-- Instructions for the task --
Print out every line, exactly as written.

──────── Stored rows

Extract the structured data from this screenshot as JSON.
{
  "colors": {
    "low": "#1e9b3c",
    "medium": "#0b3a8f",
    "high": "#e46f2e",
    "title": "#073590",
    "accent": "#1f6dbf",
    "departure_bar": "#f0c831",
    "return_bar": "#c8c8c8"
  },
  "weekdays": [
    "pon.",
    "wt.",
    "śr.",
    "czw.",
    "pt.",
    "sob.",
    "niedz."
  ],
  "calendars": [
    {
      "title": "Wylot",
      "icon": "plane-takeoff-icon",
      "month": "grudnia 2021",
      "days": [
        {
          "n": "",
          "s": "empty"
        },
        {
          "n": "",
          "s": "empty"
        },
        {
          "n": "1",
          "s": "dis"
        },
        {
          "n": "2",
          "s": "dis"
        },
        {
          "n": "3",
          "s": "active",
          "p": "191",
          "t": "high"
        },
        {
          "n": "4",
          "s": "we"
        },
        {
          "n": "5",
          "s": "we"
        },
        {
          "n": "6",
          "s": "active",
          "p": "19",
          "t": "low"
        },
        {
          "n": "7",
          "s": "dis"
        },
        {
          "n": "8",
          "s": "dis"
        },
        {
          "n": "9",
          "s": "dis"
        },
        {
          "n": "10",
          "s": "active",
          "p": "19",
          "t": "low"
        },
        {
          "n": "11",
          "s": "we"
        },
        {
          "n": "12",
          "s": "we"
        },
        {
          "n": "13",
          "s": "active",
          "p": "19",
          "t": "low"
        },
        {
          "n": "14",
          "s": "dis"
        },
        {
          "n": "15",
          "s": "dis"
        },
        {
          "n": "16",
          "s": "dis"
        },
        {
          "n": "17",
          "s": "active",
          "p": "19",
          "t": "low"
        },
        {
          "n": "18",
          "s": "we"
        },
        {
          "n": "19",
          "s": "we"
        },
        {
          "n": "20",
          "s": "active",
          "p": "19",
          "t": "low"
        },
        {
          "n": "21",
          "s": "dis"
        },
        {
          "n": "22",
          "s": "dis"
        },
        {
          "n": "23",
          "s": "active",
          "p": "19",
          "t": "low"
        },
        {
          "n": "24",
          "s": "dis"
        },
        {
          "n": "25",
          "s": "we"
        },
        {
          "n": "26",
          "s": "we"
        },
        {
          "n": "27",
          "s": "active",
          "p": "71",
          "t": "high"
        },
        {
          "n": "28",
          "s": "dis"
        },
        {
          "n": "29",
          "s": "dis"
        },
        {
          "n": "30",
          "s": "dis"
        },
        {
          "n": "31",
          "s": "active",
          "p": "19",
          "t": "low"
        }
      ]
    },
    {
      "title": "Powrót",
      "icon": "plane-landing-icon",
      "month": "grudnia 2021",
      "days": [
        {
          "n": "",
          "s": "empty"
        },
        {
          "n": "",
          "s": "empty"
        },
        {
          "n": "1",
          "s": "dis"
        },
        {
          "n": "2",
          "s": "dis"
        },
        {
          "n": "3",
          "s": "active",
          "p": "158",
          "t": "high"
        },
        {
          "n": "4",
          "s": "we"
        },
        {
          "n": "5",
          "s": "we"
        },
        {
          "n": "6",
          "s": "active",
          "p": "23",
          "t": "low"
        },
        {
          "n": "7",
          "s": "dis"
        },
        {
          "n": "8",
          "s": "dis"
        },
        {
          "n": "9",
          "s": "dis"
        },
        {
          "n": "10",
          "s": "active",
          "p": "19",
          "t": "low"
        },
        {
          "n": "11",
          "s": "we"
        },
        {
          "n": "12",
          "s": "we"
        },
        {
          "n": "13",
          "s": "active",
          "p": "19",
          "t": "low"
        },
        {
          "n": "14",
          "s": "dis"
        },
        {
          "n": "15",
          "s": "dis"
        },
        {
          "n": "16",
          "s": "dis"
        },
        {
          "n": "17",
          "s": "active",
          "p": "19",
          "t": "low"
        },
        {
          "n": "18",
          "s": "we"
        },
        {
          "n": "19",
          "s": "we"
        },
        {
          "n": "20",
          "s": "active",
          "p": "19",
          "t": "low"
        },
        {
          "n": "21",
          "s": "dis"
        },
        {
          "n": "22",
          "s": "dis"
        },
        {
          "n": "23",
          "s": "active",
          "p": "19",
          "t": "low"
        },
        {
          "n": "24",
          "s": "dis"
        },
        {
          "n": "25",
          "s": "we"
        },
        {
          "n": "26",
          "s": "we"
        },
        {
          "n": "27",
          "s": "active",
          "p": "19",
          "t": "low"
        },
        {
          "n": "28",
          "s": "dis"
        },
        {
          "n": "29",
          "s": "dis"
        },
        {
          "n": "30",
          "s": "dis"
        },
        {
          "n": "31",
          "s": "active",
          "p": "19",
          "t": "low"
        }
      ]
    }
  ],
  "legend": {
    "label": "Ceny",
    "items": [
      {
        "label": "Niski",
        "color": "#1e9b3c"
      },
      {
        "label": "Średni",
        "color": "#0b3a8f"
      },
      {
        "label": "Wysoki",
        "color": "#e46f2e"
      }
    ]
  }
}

────────────────

-- Result --
Extract the structured data from this screenshot as JSON.
{
  "colors": {
    "low": "#1e9b3c",
    "medium": "#0b3a8f",
    "high": "#e46f2e",
    "title": "#073590",
    "accent": "#1f6dbf",
    "departure_bar": "#f0c831",
    "return_bar": "#c8c8c8"
  },
  "weekdays": [
    "pon.",
    "wt.",
    "śr.",
    "czw.",
    "pt.",
    "sob.",
    "niedz."
  ],
  "calendars": [
    {
      "title": "Wylot",
      "icon": "plane-takeoff-icon",
      "month": "grudnia 2021",
      "days": [
        {
          "n": "",
          "s": "empty"
        },
        {
          "n": "",
          "s": "empty"
        },
        {
          "n": "1",
          "s": "dis"
        },
        {
          "n": "2",
          "s": "dis"
        },
        {
          "n": "3",
          "s": "active",
          "p": "191",
          "t": "high"
        },
        {
          "n": "4",
          "s": "we"
        },
        {
          "n": "5",
          "s": "we"
        },
        {
          "n": "6",
          "s": "active",
          "p": "19",
          "t": "low"
        },
        {
          "n": "7",
          "s": "dis"
        },
        {
          "n": "8",
          "s": "dis"
        },
        {
          "n": "9",
          "s": "dis"
        },
        {
          "n": "10",
          "s": "active",
          "p": "19",
          "t": "low"
        },
        {
          "n": "11",
          "s": "we"
        },
        {
          "n": "12",
          "s": "we"
        },
        {
          "n": "13",
          "s": "active",
          "p": "19",
          "t": "low"
        },
        {
          "n": "14",
          "s": "dis"
        },
        {
          "n": "15",
          "s": "dis"
        },
        {
          "n": "16",
          "s": "dis"
        },
        {
          "n": "17",
          "s": "active",
          "p": "19",
          "t": "low"
        },
        {
          "n": "18",
          "s": "we"
        },
        {
          "n": "19",
          "s": "we"
        },
        {
          "n": "20",
          "s": "active",
          "p": "19",
          "t": "low"
        },
        {
          "n": "21",
          "s": "dis"
        },
        {
          "n": "22",
          "s": "dis"
        },
        {
          "n": "23",
          "s": "active",
          "p": "19",
          "t": "low"
        },
        {
          "n": "24",
          "s": "dis"
        },
        {
          "n": "25",
          "s": "we"
        },
        {
          "n": "26",
          "s": "we"
        },
        {
          "n": "27",
          "s": "active",
          "p": "71",
          "t": "high"
        },
        {
          "n": "28",
          "s": "dis"
        },
        {
          "n": "29",
          "s": "dis"
        },
        {
          "n": "30",
          "s": "dis"
        },
        {
          "n": "31",
          "s": "active",
          "p": "19",
          "t": "low"
        }
      ]
    },
    {
      "title": "Powrót",
      "icon": "plane-landing-icon",
      "month": "grudnia 2021",
      "days": [
        {
          "n": "",
          "s": "empty"
        },
        {
          "n": "",
          "s": "empty"
        },
        {
          "n": "1",
          "s": "dis"
        },
        {
          "n": "2",
          "s": "dis"
        },
        {
          "n": "3",
          "s": "active",
          "p": "158",
          "t": "high"
        },
        {
          "n": "4",
          "s": "we"
        },
        {
          "n": "5",
          "s": "we"
        },
        {
          "n": "6",
          "s": "active",
          "p": "23",
          "t": "low"
        },
        {
          "n": "7",
          "s": "dis"
        },
        {
          "n": "8",
          "s": "dis"
        },
        {
          "n": "9",
          "s": "dis"
        },
        {
          "n": "10",
          "s": "active",
          "p": "19",
          "t": "low"
        },
        {
          "n": "11",
          "s": "we"
        },
        {
          "n": "12",
          "s": "we"
        },
        {
          "n": "13",
          "s": "active",
          "p": "19",
          "t": "low"
        },
        {
          "n": "14",
          "s": "dis"
        },
        {
          "n": "15",
          "s": "dis"
        },
        {
          "n": "16",
          "s": "dis"
        },
        {
          "n": "17",
          "s": "active",
          "p": "19",
          "t": "low"
        },
        {
          "n": "18",
          "s": "we"
        },
        {
          "n": "19",
          "s": "we"
        },
        {
          "n": "20",
          "s": "active",
          "p": "19",
          "t": "low"
        },
        {
          "n": "21",
          "s": "dis"
        },
        {
          "n": "22",
          "s": "dis"
        },
        {
          "n": "23",
          "s": "active",
          "p": "19",
          "t": "low"
        },
        {
          "n": "24",
          "s": "dis"
        },
        {
          "n": "25",
          "s": "we"
        },
        {
          "n": "26",
          "s": "we"
        },
        {
          "n": "27",
          "s": "active",
          "p": "19",
          "t": "low"
        },
        {
          "n": "28",
          "s": "dis"
        },
        {
          "n": "29",
          "s": "dis"
        },
        {
          "n": "30",
          "s": "dis"
        },
        {
          "n": "31",
          "s": "active",
          "p": "19",
          "t": "low"
        }
      ]
    }
  ],
  "legend": {
    "label": "Ceny",
    "items": [
      {
        "label": "Niski",
        "color": "#1e9b3c"
      },
      {
        "label": "Średni",
        "color": "#0b3a8f"
      },
      {
        "label": "Wysoki",
        "color": "#e46f2e"
      }
    ]
  }
}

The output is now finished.